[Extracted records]
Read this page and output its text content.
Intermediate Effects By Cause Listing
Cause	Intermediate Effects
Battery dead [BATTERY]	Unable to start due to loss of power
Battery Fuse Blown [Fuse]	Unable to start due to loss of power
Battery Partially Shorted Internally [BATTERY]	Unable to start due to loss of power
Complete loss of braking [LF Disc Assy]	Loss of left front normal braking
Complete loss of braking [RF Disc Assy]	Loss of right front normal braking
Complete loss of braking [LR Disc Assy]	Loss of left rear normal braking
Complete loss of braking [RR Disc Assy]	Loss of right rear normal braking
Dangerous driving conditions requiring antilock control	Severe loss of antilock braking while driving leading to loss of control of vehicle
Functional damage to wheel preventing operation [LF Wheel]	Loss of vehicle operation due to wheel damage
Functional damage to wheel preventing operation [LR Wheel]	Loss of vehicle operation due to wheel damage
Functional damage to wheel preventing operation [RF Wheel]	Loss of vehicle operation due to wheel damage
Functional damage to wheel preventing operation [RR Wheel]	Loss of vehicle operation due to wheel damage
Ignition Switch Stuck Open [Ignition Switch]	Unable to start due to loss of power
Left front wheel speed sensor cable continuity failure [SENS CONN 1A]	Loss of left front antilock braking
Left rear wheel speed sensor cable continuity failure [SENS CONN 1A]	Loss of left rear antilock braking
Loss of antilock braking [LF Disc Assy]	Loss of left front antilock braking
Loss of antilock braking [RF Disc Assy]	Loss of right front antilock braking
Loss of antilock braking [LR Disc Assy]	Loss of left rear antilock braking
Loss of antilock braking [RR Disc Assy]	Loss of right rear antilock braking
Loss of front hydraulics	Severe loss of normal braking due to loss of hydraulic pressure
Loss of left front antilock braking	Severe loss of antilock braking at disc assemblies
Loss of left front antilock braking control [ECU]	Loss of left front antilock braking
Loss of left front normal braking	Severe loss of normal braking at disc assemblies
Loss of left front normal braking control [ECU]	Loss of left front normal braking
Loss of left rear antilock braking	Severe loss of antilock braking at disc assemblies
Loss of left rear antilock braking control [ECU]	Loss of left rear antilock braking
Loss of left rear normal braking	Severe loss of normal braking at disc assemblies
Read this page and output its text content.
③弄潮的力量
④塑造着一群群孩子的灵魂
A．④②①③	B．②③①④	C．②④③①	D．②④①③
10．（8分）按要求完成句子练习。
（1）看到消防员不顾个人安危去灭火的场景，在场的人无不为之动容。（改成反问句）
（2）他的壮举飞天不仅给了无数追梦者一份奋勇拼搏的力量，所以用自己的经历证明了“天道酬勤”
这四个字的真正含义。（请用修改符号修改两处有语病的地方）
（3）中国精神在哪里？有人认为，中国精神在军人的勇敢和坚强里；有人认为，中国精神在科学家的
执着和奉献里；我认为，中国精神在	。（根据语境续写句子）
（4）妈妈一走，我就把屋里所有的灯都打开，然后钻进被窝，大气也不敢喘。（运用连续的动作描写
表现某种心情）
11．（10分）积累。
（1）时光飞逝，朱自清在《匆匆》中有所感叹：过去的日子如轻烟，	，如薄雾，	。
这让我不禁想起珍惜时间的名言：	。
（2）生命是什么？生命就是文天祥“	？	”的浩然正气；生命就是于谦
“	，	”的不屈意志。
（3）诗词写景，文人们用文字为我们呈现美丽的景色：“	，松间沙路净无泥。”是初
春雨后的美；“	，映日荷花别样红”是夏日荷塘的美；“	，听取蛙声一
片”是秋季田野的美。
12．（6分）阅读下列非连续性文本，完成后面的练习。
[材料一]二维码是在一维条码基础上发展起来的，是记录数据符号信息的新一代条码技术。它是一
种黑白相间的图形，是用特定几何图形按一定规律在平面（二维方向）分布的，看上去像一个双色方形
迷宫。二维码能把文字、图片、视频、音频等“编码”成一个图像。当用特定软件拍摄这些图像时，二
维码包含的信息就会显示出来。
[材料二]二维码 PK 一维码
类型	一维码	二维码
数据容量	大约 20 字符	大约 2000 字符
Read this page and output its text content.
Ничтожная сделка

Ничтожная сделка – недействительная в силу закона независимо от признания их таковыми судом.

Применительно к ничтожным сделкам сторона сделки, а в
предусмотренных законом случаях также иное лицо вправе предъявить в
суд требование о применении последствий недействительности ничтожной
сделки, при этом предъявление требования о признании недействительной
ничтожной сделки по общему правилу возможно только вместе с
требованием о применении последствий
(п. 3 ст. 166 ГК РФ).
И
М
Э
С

◆ WORK TO BE COMPLETED ◆
Lines containing the string "SENS" should be counted; reply with their number and nothing more.

◆ SOLUTION ◆
2